# Recorded information start

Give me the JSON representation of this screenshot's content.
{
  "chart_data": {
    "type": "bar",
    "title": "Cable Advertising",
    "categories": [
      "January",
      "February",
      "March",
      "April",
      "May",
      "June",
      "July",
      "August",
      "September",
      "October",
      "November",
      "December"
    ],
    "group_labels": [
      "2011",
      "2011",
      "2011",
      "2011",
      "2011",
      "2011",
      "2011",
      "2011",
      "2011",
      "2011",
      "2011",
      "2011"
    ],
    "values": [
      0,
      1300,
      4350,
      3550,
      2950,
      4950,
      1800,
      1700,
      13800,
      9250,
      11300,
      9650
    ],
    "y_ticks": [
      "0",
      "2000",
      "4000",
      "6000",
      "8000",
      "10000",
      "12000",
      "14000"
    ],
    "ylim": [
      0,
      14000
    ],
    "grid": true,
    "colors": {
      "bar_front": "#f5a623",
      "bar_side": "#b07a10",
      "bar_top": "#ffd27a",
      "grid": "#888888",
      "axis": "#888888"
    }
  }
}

# Recorded information end
# Recorded information start

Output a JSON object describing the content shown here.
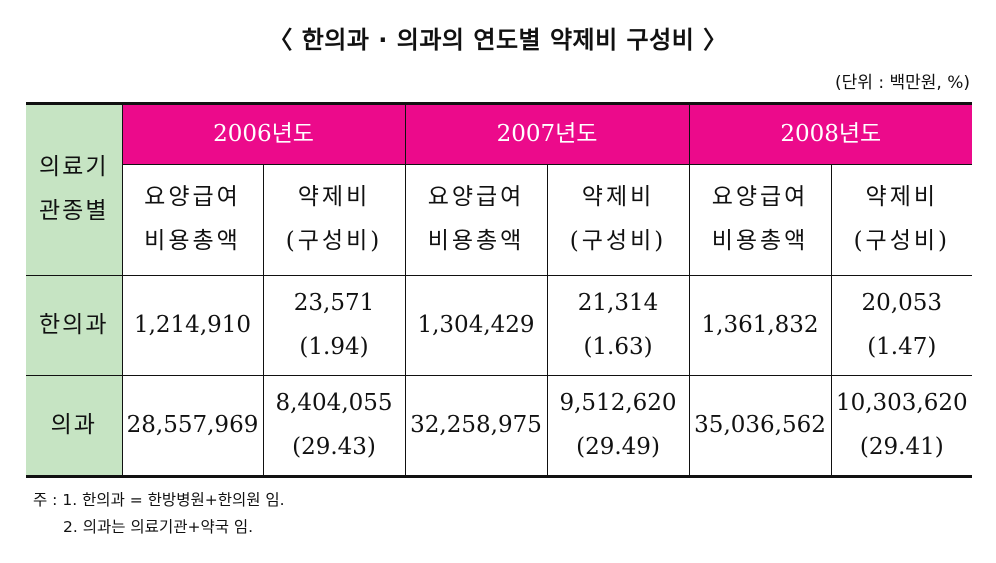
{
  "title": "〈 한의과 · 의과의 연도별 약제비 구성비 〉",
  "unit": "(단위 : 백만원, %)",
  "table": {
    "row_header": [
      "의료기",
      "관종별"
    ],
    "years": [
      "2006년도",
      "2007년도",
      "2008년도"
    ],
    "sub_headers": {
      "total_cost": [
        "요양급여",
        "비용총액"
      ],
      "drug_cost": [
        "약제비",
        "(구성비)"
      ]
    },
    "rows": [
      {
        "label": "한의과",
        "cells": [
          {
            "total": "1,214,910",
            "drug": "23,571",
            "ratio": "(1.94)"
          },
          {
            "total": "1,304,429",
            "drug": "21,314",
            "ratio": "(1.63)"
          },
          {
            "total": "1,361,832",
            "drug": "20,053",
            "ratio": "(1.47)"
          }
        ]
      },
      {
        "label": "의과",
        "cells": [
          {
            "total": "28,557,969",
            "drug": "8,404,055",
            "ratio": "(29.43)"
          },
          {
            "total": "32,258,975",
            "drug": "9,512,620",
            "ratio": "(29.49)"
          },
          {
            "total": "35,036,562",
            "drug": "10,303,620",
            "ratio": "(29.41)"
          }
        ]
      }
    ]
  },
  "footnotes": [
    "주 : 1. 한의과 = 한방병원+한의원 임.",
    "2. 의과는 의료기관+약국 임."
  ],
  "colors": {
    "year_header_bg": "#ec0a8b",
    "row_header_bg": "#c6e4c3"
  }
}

# Recorded information end

Given request:
Show every line from the listing above in which the string "ratio" appears.

Written answer:
            "ratio": "(1.94)"
            "ratio": "(1.63)"
            "ratio": "(1.47)"
            "ratio": "(29.43)"
            "ratio": "(29.49)"
            "ratio": "(29.41)"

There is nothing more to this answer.